(Given instruction)
Write out every line of the listing below word for word.

(Stored items)
-=-=-

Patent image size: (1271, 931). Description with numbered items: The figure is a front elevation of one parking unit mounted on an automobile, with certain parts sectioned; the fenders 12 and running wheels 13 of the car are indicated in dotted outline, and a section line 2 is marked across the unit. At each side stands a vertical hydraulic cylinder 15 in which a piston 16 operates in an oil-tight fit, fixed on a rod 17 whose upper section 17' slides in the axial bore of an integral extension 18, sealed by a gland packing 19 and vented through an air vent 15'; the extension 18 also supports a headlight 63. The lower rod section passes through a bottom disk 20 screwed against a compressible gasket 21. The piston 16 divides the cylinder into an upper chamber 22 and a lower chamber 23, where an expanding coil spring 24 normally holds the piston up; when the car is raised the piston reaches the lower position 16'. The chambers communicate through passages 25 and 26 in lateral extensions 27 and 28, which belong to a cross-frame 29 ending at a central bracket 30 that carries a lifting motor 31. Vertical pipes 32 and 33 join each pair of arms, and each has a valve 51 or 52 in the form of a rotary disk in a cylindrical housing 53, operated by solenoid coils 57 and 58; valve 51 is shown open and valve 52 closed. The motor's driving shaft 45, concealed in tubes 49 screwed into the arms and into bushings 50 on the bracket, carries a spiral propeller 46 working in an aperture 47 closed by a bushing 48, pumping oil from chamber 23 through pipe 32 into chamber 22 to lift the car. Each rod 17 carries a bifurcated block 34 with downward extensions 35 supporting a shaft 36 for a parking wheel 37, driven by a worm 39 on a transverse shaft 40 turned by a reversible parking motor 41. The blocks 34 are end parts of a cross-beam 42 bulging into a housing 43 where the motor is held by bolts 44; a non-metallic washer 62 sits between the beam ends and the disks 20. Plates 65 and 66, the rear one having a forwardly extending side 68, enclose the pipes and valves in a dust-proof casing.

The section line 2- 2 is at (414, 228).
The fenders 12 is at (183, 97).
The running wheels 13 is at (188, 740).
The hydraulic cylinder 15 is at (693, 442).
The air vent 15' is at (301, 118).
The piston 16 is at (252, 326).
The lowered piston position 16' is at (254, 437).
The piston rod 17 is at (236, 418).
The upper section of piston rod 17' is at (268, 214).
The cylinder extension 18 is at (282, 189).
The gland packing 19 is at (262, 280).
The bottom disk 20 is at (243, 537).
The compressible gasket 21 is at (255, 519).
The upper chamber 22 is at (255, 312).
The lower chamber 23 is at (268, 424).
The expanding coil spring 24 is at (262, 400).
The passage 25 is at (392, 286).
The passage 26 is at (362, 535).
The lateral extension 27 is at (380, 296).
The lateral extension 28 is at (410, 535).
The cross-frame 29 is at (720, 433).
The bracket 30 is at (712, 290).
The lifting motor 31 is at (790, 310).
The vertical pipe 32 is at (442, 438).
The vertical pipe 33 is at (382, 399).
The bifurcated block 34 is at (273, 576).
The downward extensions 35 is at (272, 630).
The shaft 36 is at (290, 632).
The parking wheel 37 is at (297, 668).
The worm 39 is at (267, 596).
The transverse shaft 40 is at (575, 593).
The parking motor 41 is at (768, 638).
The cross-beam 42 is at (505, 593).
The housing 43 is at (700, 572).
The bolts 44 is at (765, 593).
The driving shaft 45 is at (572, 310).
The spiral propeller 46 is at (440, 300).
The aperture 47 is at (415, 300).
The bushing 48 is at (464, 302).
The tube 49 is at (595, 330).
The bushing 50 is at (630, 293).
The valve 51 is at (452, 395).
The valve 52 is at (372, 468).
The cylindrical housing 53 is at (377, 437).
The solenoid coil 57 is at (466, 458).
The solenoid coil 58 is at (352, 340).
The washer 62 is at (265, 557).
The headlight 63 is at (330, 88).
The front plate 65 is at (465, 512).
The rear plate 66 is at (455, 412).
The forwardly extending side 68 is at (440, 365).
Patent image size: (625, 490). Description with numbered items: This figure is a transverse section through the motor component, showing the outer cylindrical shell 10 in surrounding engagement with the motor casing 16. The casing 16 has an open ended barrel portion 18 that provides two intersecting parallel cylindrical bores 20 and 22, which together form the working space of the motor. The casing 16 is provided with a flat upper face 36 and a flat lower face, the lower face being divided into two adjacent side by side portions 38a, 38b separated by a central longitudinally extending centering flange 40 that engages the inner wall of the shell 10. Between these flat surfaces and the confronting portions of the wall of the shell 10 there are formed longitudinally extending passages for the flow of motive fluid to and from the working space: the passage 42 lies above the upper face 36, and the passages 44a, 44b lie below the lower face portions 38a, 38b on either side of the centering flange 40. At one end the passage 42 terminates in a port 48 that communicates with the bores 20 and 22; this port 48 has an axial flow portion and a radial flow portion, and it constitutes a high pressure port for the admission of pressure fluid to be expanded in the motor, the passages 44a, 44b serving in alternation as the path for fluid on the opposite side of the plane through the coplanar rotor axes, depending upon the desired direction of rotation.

-=-=-

(Solution)
Patent image size: (1271, 931). Description with numbered items: The figure is a front elevation of one parking unit mounted on an automobile, with certain parts sectioned; the fenders 12 and running wheels 13 of the car are indicated in dotted outline, and a section line 2 is marked across the unit. At each side stands a vertical hydraulic cylinder 15 in which a piston 16 operates in an oil-tight fit, fixed on a rod 17 whose upper section 17' slides in the axial bore of an integral extension 18, sealed by a gland packing 19 and vented through an air vent 15'; the extension 18 also supports a headlight 63. The lower rod section passes through a bottom disk 20 screwed against a compressible gasket 21. The piston 16 divides the cylinder into an upper chamber 22 and a lower chamber 23, where an expanding coil spring 24 normally holds the piston up; when the car is raised the piston reaches the lower position 16'. The chambers communicate through passages 25 and 26 in lateral extensions 27 and 28, which belong to a cross-frame 29 ending at a central bracket 30 that carries a lifting motor 31. Vertical pipes 32 and 33 join each pair of arms, and each has a valve 51 or 52 in the form of a rotary disk in a cylindrical housing 53, operated by solenoid coils 57 and 58; valve 51 is shown open and valve 52 closed. The motor's driving shaft 45, concealed in tubes 49 screwed into the arms and into bushings 50 on the bracket, carries a spiral propeller 46 working in an aperture 47 closed by a bushing 48, pumping oil from chamber 23 through pipe 32 into chamber 22 to lift the car. Each rod 17 carries a bifurcated block 34 with downward extensions 35 supporting a shaft 36 for a parking wheel 37, driven by a worm 39 on a transverse shaft 40 turned by a reversible parking motor 41. The blocks 34 are end parts of a cross-beam 42 bulging into a housing 43 where the motor is held by bolts 44; a non-metallic washer 62 sits between the beam ends and the disks 20. Plates 65 and 66, the rear one having a forwardly extending side 68, enclose the pipes and valves in a dust-proof casing.

The section line 2- 2 is at (414, 228).
The fenders 12 is at (183, 97).
The running wheels 13 is at (188, 740).
The hydraulic cylinder 15 is at (693, 442).
The air vent 15' is at (301, 118).
The piston 16 is at (252, 326).
The lowered piston position 16' is at (254, 437).
The piston rod 17 is at (236, 418).
The upper section of piston rod 17' is at (268, 214).
The cylinder extension 18 is at (282, 189).
The gland packing 19 is at (262, 280).
The bottom disk 20 is at (243, 537).
The compressible gasket 21 is at (255, 519).
The upper chamber 22 is at (255, 312).
The lower chamber 23 is at (268, 424).
The expanding coil spring 24 is at (262, 400).
The passage 25 is at (392, 286).
The passage 26 is at (362, 535).
The lateral extension 27 is at (380, 296).
The lateral extension 28 is at (410, 535).
The cross-frame 29 is at (720, 433).
The bracket 30 is at (712, 290).
The lifting motor 31 is at (790, 310).
The vertical pipe 32 is at (442, 438).
The vertical pipe 33 is at (382, 399).
The bifurcated block 34 is at (273, 576).
The downward extensions 35 is at (272, 630).
The shaft 36 is at (290, 632).
The parking wheel 37 is at (297, 668).
The worm 39 is at (267, 596).
The transverse shaft 40 is at (575, 593).
The parking motor 41 is at (768, 638).
The cross-beam 42 is at (505, 593).
The housing 43 is at (700, 572).
The bolts 44 is at (765, 593).
The driving shaft 45 is at (572, 310).
The spiral propeller 46 is at (440, 300).
The aperture 47 is at (415, 300).
The bushing 48 is at (464, 302).
The tube 49 is at (595, 330).
The bushing 50 is at (630, 293).
The valve 51 is at (452, 395).
The valve 52 is at (372, 468).
The cylindrical housing 53 is at (377, 437).
The solenoid coil 57 is at (466, 458).
The solenoid coil 58 is at (352, 340).
The washer 62 is at (265, 557).
The headlight 63 is at (330, 88).
The front plate 65 is at (465, 512).
The rear plate 66 is at (455, 412).
The forwardly extending side 68 is at (440, 365).
Patent image size: (625, 490). Description with numbered items: This figure is a transverse section through the motor component, showing the outer cylindrical shell 10 in surrounding engagement with the motor casing 16. The casing 16 has an open ended barrel portion 18 that provides two intersecting parallel cylindrical bores 20 and 22, which together form the working space of the motor. The casing 16 is provided with a flat upper face 36 and a flat lower face, the lower face being divided into two adjacent side by side portions 38a, 38b separated by a central longitudinally extending centering flange 40 that engages the inner wall of the shell 10. Between these flat surfaces and the confronting portions of the wall of the shell 10 there are formed longitudinally extending passages for the flow of motive fluid to and from the working space: the passage 42 lies above the upper face 36, and the passages 44a, 44b lie below the lower face portions 38a, 38b on either side of the centering flange 40. At one end the passage 42 terminates in a port 48 that communicates with the bores 20 and 22; this port 48 has an axial flow portion and a radial flow portion, and it constitutes a high pressure port for the admission of pressure fluid to be expanded in the motor, the passages 44a, 44b serving in alternation as the path for fluid on the opposite side of the plane through the coplanar rotor axes, depending upon the desired direction of rotation.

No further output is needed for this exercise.